▶ [TASK DIRECTIONS]: Everything from the line holding "Transcribe the text in this document." through the last line below must be repeated exactly, and nothing else.

Recorded data:
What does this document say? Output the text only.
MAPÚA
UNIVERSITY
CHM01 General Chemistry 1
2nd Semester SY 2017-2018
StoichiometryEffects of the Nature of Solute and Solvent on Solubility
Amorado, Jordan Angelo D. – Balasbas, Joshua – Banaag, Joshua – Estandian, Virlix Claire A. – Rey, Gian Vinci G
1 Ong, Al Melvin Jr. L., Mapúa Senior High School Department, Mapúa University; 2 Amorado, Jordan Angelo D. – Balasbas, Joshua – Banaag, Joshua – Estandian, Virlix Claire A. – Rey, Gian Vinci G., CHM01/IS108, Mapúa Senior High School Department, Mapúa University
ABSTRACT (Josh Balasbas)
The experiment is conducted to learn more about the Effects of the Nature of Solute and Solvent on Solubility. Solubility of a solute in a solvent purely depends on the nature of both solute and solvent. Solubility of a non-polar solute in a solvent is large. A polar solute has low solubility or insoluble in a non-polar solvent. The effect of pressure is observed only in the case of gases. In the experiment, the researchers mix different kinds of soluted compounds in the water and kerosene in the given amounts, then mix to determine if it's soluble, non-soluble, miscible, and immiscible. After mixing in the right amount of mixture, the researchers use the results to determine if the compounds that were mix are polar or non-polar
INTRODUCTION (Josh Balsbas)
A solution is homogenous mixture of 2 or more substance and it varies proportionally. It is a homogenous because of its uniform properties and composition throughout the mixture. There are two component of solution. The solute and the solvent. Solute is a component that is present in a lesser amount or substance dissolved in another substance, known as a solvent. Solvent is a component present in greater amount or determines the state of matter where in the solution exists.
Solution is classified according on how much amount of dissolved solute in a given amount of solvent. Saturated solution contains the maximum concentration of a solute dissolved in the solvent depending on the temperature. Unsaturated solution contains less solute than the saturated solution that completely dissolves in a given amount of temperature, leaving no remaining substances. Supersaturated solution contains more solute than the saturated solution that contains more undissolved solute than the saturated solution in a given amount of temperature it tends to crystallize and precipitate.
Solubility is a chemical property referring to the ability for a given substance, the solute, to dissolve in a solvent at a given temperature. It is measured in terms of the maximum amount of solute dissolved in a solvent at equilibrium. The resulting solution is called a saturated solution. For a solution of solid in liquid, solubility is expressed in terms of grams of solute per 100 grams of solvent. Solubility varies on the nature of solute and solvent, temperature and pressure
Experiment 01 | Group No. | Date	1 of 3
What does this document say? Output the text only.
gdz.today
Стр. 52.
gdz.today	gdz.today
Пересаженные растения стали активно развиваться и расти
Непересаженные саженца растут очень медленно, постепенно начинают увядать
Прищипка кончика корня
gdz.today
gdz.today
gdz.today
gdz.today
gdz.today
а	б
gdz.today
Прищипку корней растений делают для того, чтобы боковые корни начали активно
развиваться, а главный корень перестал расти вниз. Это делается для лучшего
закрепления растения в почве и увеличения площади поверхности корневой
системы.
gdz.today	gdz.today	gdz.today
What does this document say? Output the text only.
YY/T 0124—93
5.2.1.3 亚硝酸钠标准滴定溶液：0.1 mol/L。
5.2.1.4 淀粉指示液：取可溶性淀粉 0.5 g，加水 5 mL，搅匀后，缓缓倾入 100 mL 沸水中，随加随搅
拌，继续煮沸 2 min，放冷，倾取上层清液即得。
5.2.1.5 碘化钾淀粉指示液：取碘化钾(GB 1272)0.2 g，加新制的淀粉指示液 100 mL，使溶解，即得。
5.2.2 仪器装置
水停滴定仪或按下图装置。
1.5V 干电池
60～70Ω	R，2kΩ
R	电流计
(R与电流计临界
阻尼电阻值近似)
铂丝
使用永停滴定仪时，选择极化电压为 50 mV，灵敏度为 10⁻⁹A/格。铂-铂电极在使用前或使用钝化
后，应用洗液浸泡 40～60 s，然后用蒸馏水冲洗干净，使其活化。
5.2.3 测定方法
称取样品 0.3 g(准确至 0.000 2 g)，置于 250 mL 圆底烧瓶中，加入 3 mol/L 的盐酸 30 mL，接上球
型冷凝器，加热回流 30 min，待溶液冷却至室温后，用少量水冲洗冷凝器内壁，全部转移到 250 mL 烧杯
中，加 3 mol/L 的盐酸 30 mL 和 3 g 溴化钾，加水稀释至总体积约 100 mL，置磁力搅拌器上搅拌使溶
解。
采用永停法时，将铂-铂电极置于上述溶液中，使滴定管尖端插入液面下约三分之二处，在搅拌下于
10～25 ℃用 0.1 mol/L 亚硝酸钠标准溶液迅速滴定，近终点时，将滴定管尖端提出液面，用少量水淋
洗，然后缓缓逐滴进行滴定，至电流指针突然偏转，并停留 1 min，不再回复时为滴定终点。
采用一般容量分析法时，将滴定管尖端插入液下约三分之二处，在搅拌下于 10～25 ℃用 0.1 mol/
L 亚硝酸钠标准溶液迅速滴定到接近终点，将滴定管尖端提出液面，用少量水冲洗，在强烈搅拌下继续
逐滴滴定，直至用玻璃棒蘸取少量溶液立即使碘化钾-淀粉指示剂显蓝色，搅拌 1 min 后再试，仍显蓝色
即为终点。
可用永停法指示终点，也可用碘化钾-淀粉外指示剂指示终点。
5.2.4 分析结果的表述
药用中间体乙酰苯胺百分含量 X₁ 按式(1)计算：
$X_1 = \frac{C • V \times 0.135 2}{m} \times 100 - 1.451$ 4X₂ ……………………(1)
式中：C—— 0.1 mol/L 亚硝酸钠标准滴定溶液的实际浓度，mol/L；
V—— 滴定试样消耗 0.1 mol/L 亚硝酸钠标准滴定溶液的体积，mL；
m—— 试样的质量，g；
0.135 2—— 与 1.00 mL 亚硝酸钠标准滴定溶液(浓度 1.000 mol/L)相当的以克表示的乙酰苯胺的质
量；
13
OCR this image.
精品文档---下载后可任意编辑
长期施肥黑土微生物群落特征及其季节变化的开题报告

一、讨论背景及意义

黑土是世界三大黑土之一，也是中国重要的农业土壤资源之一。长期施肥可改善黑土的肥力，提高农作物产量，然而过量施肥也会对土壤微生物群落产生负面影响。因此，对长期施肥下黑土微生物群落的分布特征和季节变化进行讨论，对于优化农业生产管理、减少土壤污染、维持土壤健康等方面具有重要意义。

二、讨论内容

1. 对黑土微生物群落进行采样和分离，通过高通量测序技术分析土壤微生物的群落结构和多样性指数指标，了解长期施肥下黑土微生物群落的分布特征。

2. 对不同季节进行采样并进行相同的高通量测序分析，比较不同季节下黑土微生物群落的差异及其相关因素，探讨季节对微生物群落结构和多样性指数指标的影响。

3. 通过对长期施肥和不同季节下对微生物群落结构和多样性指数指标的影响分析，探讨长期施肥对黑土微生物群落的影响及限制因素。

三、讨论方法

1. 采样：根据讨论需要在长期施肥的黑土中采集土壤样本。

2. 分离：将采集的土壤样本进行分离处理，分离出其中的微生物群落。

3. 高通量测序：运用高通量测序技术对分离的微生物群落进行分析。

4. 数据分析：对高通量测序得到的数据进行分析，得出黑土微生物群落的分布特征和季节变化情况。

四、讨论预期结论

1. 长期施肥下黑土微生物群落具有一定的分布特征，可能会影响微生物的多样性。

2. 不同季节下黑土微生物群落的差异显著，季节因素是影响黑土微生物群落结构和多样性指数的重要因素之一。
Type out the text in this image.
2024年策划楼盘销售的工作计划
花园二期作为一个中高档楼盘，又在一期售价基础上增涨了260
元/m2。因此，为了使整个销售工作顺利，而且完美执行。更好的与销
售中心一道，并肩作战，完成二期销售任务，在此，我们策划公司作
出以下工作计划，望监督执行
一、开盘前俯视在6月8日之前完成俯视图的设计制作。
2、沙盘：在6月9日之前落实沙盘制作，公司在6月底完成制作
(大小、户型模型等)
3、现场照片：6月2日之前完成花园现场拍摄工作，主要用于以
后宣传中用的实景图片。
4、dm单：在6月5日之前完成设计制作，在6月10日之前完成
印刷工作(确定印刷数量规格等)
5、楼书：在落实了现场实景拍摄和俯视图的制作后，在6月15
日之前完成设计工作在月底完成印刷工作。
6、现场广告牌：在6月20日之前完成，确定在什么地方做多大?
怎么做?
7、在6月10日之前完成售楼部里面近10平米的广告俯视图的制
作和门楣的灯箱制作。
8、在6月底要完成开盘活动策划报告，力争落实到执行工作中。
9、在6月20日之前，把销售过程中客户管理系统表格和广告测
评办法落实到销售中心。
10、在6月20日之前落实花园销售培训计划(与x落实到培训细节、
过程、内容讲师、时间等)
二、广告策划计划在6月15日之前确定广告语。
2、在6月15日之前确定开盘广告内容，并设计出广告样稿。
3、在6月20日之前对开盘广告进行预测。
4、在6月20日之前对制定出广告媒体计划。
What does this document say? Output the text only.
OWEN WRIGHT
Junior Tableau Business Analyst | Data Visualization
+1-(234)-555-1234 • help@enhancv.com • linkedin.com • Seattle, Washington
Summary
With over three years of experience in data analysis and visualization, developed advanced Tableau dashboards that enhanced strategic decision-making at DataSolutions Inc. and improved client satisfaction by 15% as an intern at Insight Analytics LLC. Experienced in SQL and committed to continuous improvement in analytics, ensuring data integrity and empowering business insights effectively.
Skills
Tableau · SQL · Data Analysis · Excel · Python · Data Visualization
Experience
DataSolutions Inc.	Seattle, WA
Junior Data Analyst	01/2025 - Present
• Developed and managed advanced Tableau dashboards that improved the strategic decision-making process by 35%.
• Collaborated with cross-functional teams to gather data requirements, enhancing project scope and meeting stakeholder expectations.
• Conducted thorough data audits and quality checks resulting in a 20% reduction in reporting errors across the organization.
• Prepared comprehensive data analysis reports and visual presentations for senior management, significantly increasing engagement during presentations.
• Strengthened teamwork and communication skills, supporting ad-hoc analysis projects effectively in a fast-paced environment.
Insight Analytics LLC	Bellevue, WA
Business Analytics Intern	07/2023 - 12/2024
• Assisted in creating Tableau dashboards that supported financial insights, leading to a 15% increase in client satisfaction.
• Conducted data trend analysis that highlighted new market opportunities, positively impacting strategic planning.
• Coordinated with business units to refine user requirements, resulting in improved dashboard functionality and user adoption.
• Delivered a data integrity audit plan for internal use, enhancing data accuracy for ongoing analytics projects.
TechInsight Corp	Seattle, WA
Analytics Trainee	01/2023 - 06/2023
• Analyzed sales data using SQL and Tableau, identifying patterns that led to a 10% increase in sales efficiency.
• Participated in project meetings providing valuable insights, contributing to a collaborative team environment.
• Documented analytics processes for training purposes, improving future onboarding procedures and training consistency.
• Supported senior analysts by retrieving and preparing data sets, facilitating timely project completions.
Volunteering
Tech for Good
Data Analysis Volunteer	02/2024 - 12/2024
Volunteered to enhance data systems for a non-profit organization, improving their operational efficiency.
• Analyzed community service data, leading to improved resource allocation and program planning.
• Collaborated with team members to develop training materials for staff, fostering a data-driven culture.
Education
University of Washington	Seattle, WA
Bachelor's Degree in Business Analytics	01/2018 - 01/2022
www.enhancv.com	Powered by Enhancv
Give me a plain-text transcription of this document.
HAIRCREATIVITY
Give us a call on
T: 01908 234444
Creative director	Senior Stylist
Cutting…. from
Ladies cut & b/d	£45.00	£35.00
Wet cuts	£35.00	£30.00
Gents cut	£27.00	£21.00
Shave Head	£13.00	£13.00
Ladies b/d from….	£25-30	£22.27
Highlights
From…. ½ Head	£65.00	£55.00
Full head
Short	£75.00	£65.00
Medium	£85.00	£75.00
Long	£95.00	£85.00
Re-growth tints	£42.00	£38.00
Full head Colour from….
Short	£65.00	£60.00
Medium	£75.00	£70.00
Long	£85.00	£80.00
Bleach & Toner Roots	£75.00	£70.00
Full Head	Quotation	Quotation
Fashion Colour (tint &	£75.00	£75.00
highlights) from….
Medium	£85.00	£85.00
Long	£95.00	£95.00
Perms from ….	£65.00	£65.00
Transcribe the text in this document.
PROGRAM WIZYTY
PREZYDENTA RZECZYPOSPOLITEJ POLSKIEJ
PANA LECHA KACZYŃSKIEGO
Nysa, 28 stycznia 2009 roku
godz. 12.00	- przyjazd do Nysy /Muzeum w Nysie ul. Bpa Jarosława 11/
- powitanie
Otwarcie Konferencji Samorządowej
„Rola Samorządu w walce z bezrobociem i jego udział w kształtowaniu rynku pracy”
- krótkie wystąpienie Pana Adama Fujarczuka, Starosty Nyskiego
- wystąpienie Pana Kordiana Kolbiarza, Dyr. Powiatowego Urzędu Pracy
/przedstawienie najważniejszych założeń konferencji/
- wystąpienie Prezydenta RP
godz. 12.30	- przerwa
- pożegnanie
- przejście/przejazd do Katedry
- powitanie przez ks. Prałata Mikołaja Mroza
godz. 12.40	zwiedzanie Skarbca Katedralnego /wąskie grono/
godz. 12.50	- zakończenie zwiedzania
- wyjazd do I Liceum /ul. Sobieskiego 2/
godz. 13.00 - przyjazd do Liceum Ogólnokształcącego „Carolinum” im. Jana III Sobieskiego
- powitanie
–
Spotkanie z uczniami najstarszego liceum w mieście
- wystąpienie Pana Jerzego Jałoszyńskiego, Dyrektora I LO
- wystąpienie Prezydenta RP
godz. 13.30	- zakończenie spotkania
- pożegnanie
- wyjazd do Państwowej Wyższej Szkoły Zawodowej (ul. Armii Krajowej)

▶ [OUTPUT FOR THIS TASK]:
Transcribe the text in this document.
PROGRAM WIZYTY
PREZYDENTA RZECZYPOSPOLITEJ POLSKIEJ
PANA LECHA KACZYŃSKIEGO
Nysa, 28 stycznia 2009 roku
godz. 12.00	- przyjazd do Nysy /Muzeum w Nysie ul. Bpa Jarosława 11/
- powitanie
Otwarcie Konferencji Samorządowej
„Rola Samorządu w walce z bezrobociem i jego udział w kształtowaniu rynku pracy”
- krótkie wystąpienie Pana Adama Fujarczuka, Starosty Nyskiego
- wystąpienie Pana Kordiana Kolbiarza, Dyr. Powiatowego Urzędu Pracy
/przedstawienie najważniejszych założeń konferencji/
- wystąpienie Prezydenta RP
godz. 12.30	- przerwa
- pożegnanie
- przejście/przejazd do Katedry
- powitanie przez ks. Prałata Mikołaja Mroza
godz. 12.40	zwiedzanie Skarbca Katedralnego /wąskie grono/
godz. 12.50	- zakończenie zwiedzania
- wyjazd do I Liceum /ul. Sobieskiego 2/
godz. 13.00 - przyjazd do Liceum Ogólnokształcącego „Carolinum” im. Jana III Sobieskiego
- powitanie
–
Spotkanie z uczniami najstarszego liceum w mieście
- wystąpienie Pana Jerzego Jałoszyńskiego, Dyrektora I LO
- wystąpienie Prezydenta RP
godz. 13.30	- zakończenie spotkania
- pożegnanie
- wyjazd do Państwowej Wyższej Szkoły Zawodowej (ul. Armii Krajowej)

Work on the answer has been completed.